*WHAT IS REQUIRED*
Pick out the lines below that contain the string "heading" and copy them all.
--- START OF DATA LINES ---
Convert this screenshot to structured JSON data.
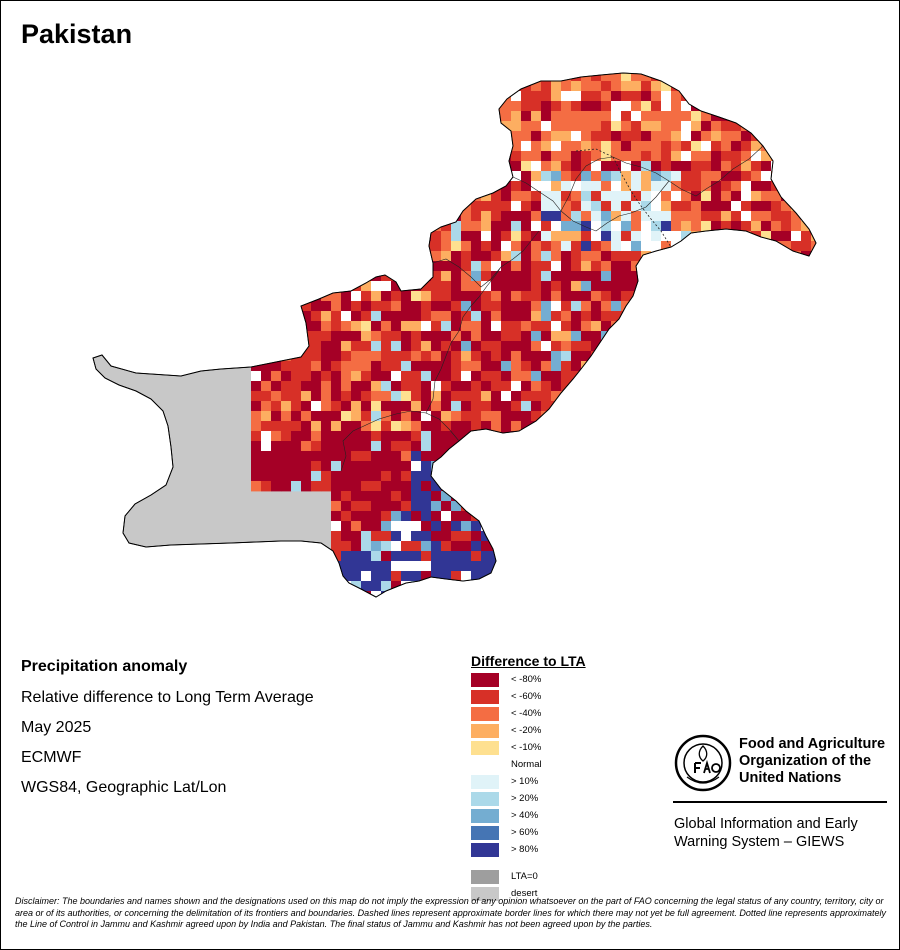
{
  "map": {
    "title": "Pakistan",
    "region": "Pakistan"
  },
  "metadata": {
    "title": "Precipitation anomaly",
    "subtitle": "Relative difference to Long Term Average",
    "period": "May 2025",
    "source": "ECMWF",
    "projection": "WGS84, Geographic Lat/Lon"
  },
  "legend": {
    "title": "Difference to LTA",
    "items": [
      {
        "label": "< -80%",
        "color": "#a50026"
      },
      {
        "label": "< -60%",
        "color": "#d73027"
      },
      {
        "label": "< -40%",
        "color": "#f46d43"
      },
      {
        "label": "< -20%",
        "color": "#fdae61"
      },
      {
        "label": "< -10%",
        "color": "#fee090"
      },
      {
        "label": "Normal",
        "color": "#ffffff"
      },
      {
        "label": "> 10%",
        "color": "#e0f3f8"
      },
      {
        "label": "> 20%",
        "color": "#abd9e9"
      },
      {
        "label": "> 40%",
        "color": "#74add1"
      },
      {
        "label": "> 60%",
        "color": "#4575b4"
      },
      {
        "label": "> 80%",
        "color": "#313695"
      },
      {
        "label": "LTA=0",
        "color": "#9e9e9e"
      },
      {
        "label": "desert",
        "color": "#c8c8c8"
      }
    ]
  },
  "organization": {
    "name_line1": "Food and Agriculture",
    "name_line2": "Organization of the",
    "name_line3": "United Nations",
    "system_line1": "Global Information and Early",
    "system_line2": "Warning System – GIEWS",
    "logo_icon": "fao-logo-icon"
  },
  "disclaimer": "Disclaimer: The boundaries and names shown and the designations used on this map do not imply the expression of any opinion whatsoever on the part of FAO concerning the legal status of any country, territory, city or area or of its authorities, or concerning the delimitation of its frontiers and boundaries. Dashed lines represent approximate border lines for which there may not yet be full agreement. Dotted line represents approximately the Line of Control in Jammu and Kashmir agreed upon by India and Pakistan. The final status of Jammu and Kashmir has not been agreed upon by the parties."
}
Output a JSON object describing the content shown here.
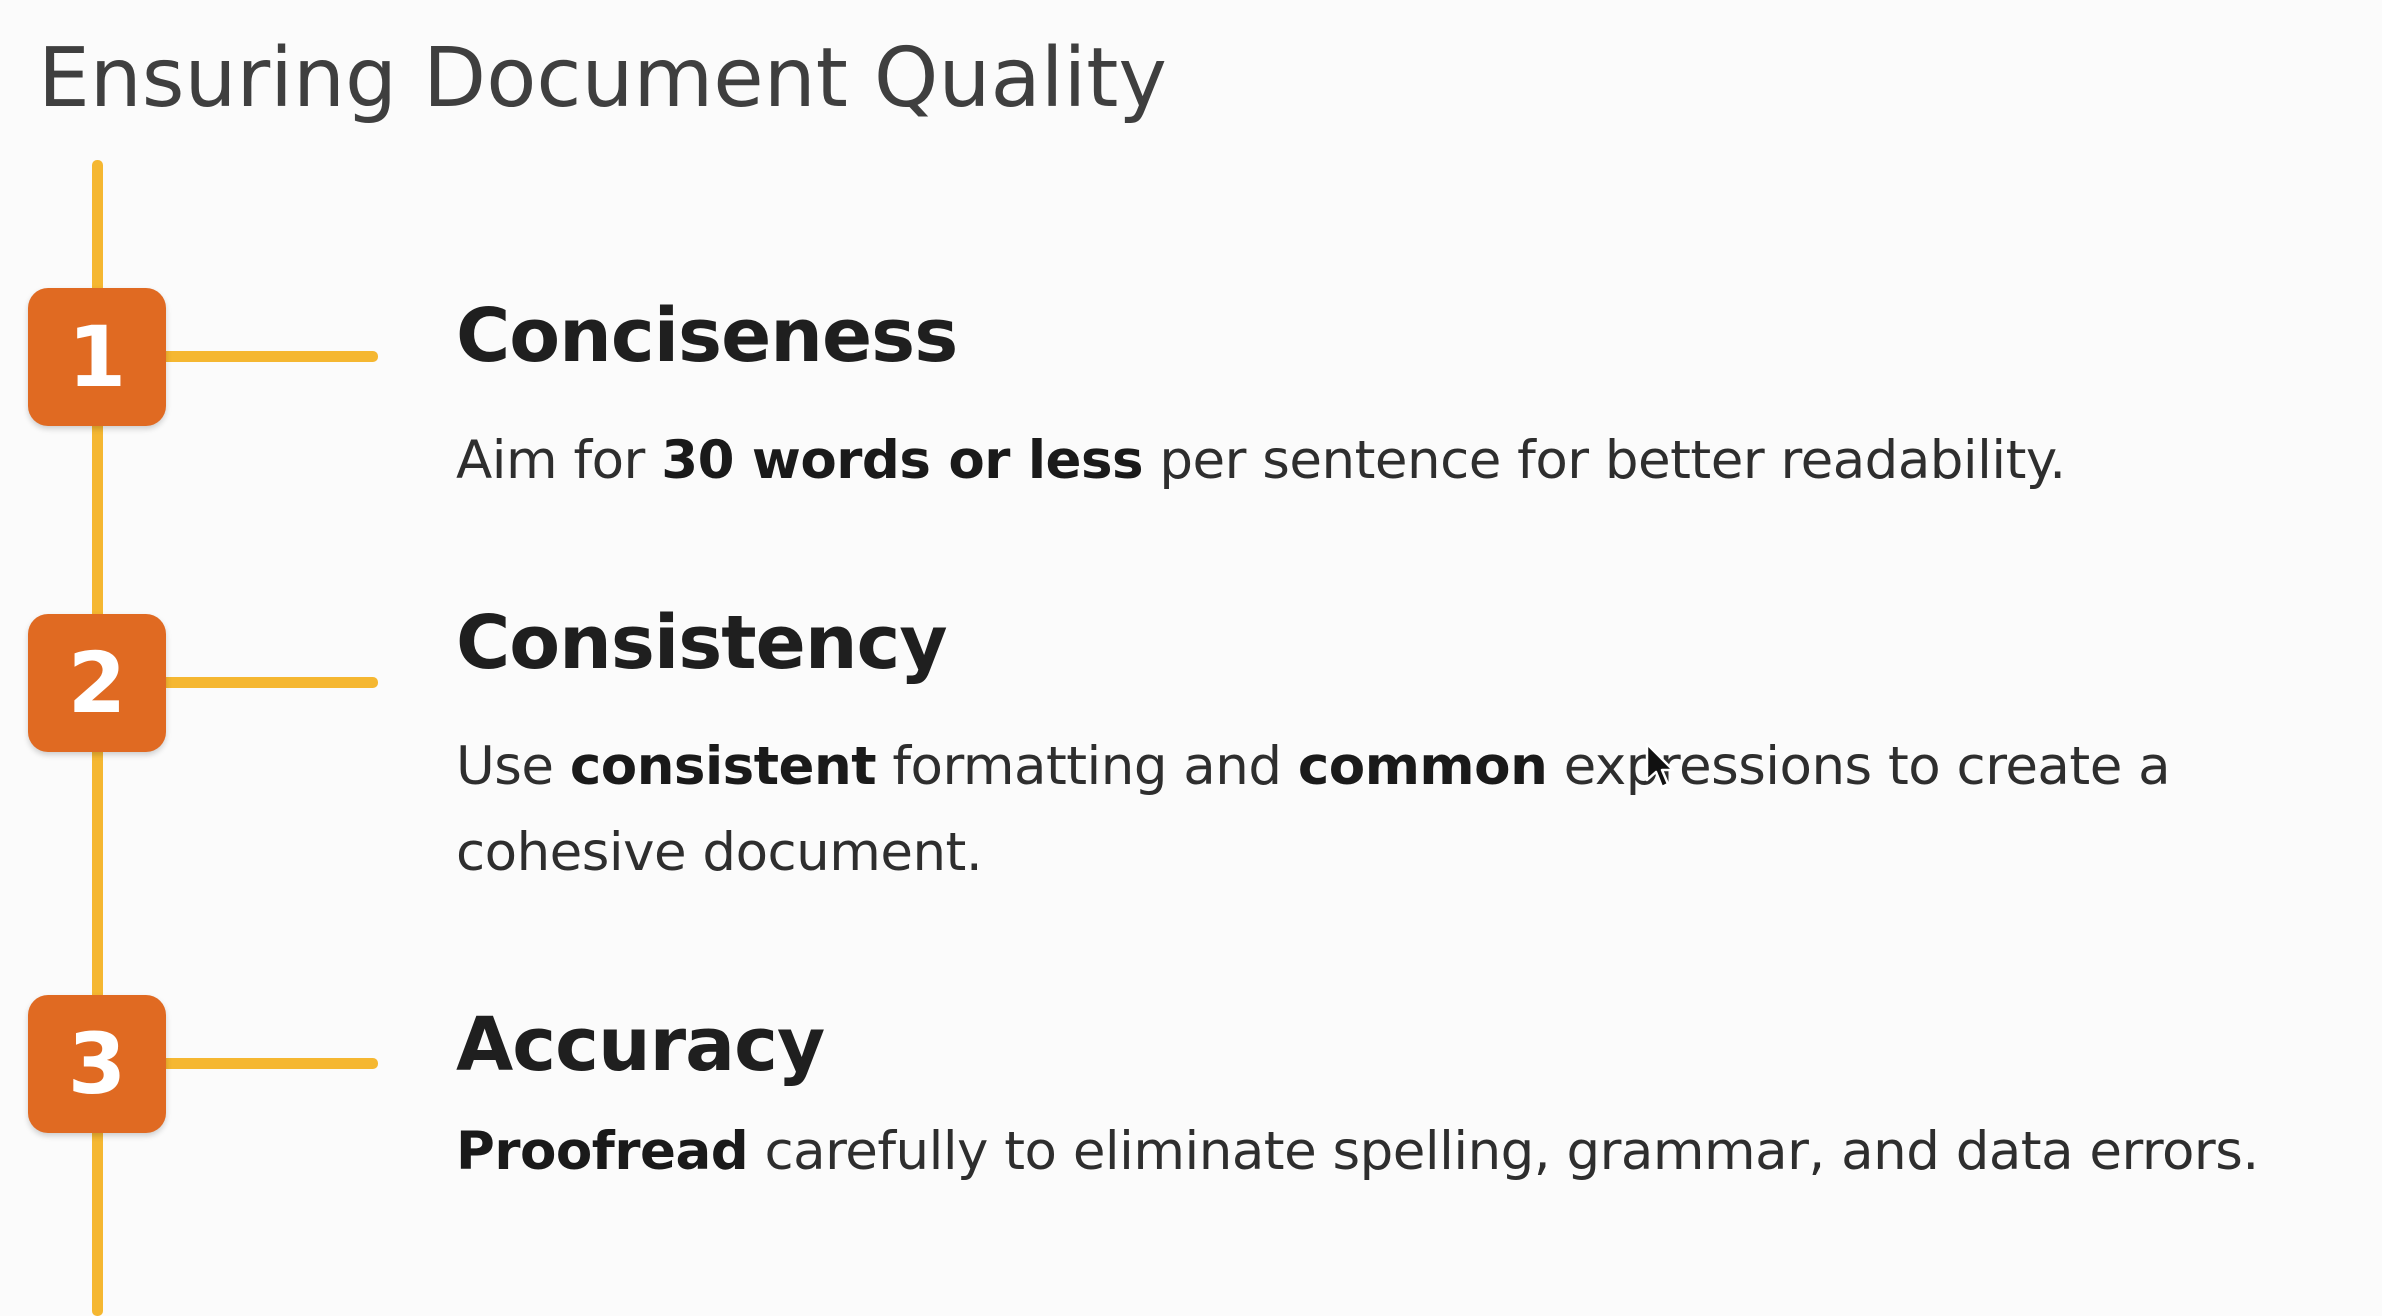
{
  "title": "Ensuring Document Quality",
  "colors": {
    "accent_line": "#f5b731",
    "badge": "#e06a22"
  },
  "items": [
    {
      "number": "1",
      "heading": "Conciseness",
      "desc": [
        {
          "text": "Aim for ",
          "bold": false
        },
        {
          "text": "30 words or less",
          "bold": true
        },
        {
          "text": " per sentence for better readability.",
          "bold": false
        }
      ]
    },
    {
      "number": "2",
      "heading": "Consistency",
      "desc": [
        {
          "text": "Use ",
          "bold": false
        },
        {
          "text": "consistent",
          "bold": true
        },
        {
          "text": " formatting and ",
          "bold": false
        },
        {
          "text": "common",
          "bold": true
        },
        {
          "text": " expressions to create a cohesive document.",
          "bold": false
        }
      ]
    },
    {
      "number": "3",
      "heading": "Accuracy",
      "desc": [
        {
          "text": "Proofread",
          "bold": true
        },
        {
          "text": " carefully to eliminate spelling, grammar, and data errors.",
          "bold": false
        }
      ]
    }
  ],
  "cursor_icon": "mouse-pointer-icon"
}
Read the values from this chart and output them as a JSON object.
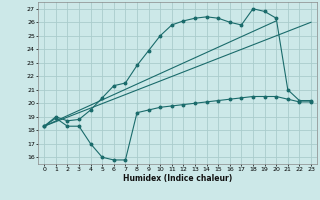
{
  "xlabel": "Humidex (Indice chaleur)",
  "bg_color": "#cce8e8",
  "grid_color": "#aacccc",
  "line_color": "#1a6b6b",
  "xlim": [
    -0.5,
    23.5
  ],
  "ylim": [
    15.5,
    27.5
  ],
  "xticks": [
    0,
    1,
    2,
    3,
    4,
    5,
    6,
    7,
    8,
    9,
    10,
    11,
    12,
    13,
    14,
    15,
    16,
    17,
    18,
    19,
    20,
    21,
    22,
    23
  ],
  "yticks": [
    16,
    17,
    18,
    19,
    20,
    21,
    22,
    23,
    24,
    25,
    26,
    27
  ],
  "line1_x": [
    0,
    1,
    2,
    3,
    4,
    5,
    6,
    7,
    8,
    9,
    10,
    11,
    12,
    13,
    14,
    15,
    16,
    17,
    18,
    19,
    20,
    21,
    22,
    23
  ],
  "line1_y": [
    18.3,
    18.9,
    18.3,
    18.3,
    17.0,
    16.0,
    15.8,
    15.8,
    19.3,
    19.5,
    19.7,
    19.8,
    19.9,
    20.0,
    20.1,
    20.2,
    20.3,
    20.4,
    20.5,
    20.5,
    20.5,
    20.3,
    20.1,
    20.1
  ],
  "line2_x": [
    0,
    1,
    2,
    3,
    4,
    5,
    6,
    7,
    8,
    9,
    10,
    11,
    12,
    13,
    14,
    15,
    16,
    17,
    18,
    19,
    20,
    21,
    22,
    23
  ],
  "line2_y": [
    18.3,
    19.0,
    18.7,
    18.8,
    19.5,
    20.4,
    21.3,
    21.5,
    22.8,
    23.9,
    25.0,
    25.8,
    26.1,
    26.3,
    26.4,
    26.3,
    26.0,
    25.8,
    27.0,
    26.8,
    26.3,
    21.0,
    20.2,
    20.2
  ],
  "line3_x": [
    0,
    23
  ],
  "line3_y": [
    18.3,
    26.0
  ],
  "line4_x": [
    0,
    20
  ],
  "line4_y": [
    18.3,
    26.1
  ]
}
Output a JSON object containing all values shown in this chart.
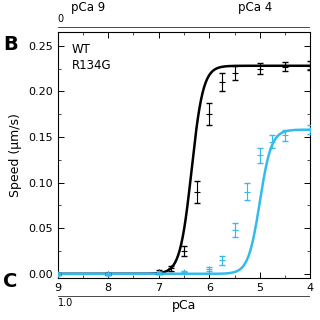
{
  "title_label": "B",
  "xlabel": "pCa",
  "ylabel": "Speed (μm/s)",
  "xlim": [
    9,
    4
  ],
  "ylim": [
    -0.005,
    0.265
  ],
  "yticks": [
    0,
    0.05,
    0.1,
    0.15,
    0.2,
    0.25
  ],
  "xticks": [
    9,
    8,
    7,
    6,
    5,
    4
  ],
  "legend_labels": [
    "WT",
    "R134G"
  ],
  "legend_colors": [
    "black",
    "#33bbee"
  ],
  "wt_hill": {
    "vmax": 0.228,
    "ec50_pca": 6.35,
    "hill": 3.8
  },
  "r134g_hill": {
    "vmax": 0.158,
    "ec50_pca": 5.0,
    "hill": 3.8
  },
  "wt_data_x": [
    9.0,
    8.0,
    7.0,
    6.75,
    6.5,
    6.25,
    6.0,
    5.75,
    5.5,
    5.0,
    4.5,
    4.0
  ],
  "wt_data_y": [
    0.0,
    0.0,
    0.002,
    0.006,
    0.025,
    0.09,
    0.175,
    0.21,
    0.22,
    0.225,
    0.227,
    0.228
  ],
  "wt_data_yerr": [
    0.001,
    0.001,
    0.002,
    0.003,
    0.006,
    0.012,
    0.012,
    0.01,
    0.008,
    0.006,
    0.005,
    0.005
  ],
  "r134g_data_x": [
    9.0,
    8.0,
    7.0,
    6.5,
    6.0,
    5.75,
    5.5,
    5.25,
    5.0,
    4.75,
    4.5,
    4.0
  ],
  "r134g_data_y": [
    0.0,
    0.0,
    0.001,
    0.002,
    0.005,
    0.015,
    0.048,
    0.09,
    0.13,
    0.145,
    0.152,
    0.158
  ],
  "r134g_data_yerr": [
    0.001,
    0.001,
    0.001,
    0.001,
    0.002,
    0.005,
    0.008,
    0.009,
    0.008,
    0.007,
    0.006,
    0.005
  ],
  "line_color_wt": "black",
  "line_color_r134g": "#33bbee",
  "bg_color": "white",
  "panel_a_bar_color": "#33bbee",
  "fig_width": 3.2,
  "fig_height": 3.2,
  "dpi": 100
}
--- END OF DATA LINES ---
*TASK ANSWER*
      "heading": "Conciseness",
      "heading": "Consistency",
      "heading": "Accuracy",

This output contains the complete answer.